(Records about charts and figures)
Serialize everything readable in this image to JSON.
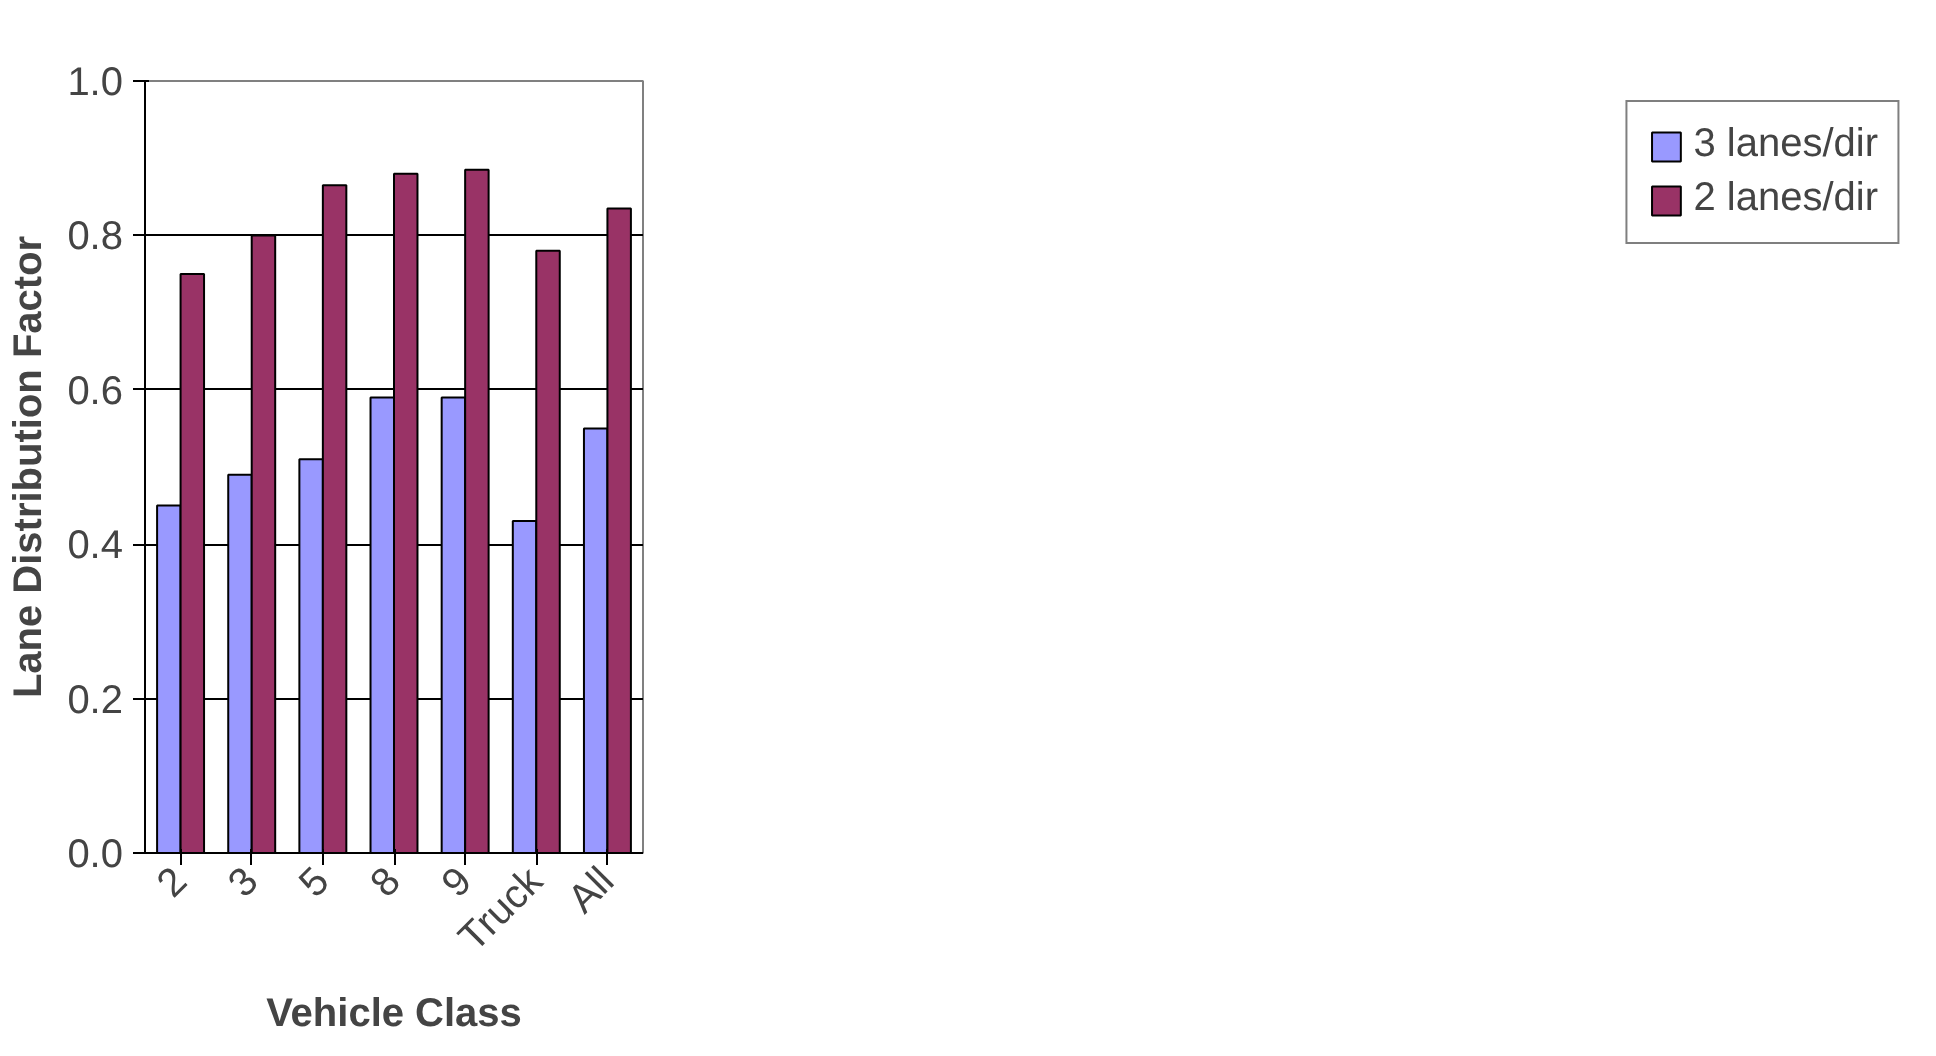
{
  "chart_data": {
    "type": "bar",
    "xlabel": "Vehicle Class",
    "ylabel": "Lane Distribution Factor",
    "categories": [
      "2",
      "3",
      "5",
      "8",
      "9",
      "Truck",
      "All"
    ],
    "series": [
      {
        "name": "3 lanes/dir",
        "color": "#9999ff",
        "values": [
          0.45,
          0.49,
          0.51,
          0.59,
          0.59,
          0.43,
          0.55
        ]
      },
      {
        "name": "2 lanes/dir",
        "color": "#993366",
        "values": [
          0.75,
          0.8,
          0.865,
          0.88,
          0.885,
          0.78,
          0.835
        ]
      }
    ],
    "ylim": [
      0,
      1.0
    ],
    "yticks": [
      {
        "value": 0,
        "label": "0.0"
      },
      {
        "value": 0.2,
        "label": "0.2"
      },
      {
        "value": 0.4,
        "label": "0.4"
      },
      {
        "value": 0.6,
        "label": "0.6"
      },
      {
        "value": 0.8,
        "label": "0.8"
      },
      {
        "value": 1.0,
        "label": "1.0"
      }
    ],
    "grid": "y",
    "legend": "right"
  }
}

**What you are asked to do**: Pictures stay out; repeat all the rest of the records exactly.

**Answer**:
Serialize everything readable in this image to JSON.
{
  "chart_data": {
    "type": "bar",
    "xlabel": "Vehicle Class",
    "ylabel": "Lane Distribution Factor",
    "categories": [
      "2",
      "3",
      "5",
      "8",
      "9",
      "Truck",
      "All"
    ],
    "series": [
      {
        "name": "3 lanes/dir",
        "color": "#9999ff",
        "values": [
          0.45,
          0.49,
          0.51,
          0.59,
          0.59,
          0.43,
          0.55
        ]
      },
      {
        "name": "2 lanes/dir",
        "color": "#993366",
        "values": [
          0.75,
          0.8,
          0.865,
          0.88,
          0.885,
          0.78,
          0.835
        ]
      }
    ],
    "ylim": [
      0,
      1.0
    ],
    "yticks": [
      {
        "value": 0,
        "label": "0.0"
      },
      {
        "value": 0.2,
        "label": "0.2"
      },
      {
        "value": 0.4,
        "label": "0.4"
      },
      {
        "value": 0.6,
        "label": "0.6"
      },
      {
        "value": 0.8,
        "label": "0.8"
      },
      {
        "value": 1.0,
        "label": "1.0"
      }
    ],
    "grid": "y",
    "legend": "right"
  }
}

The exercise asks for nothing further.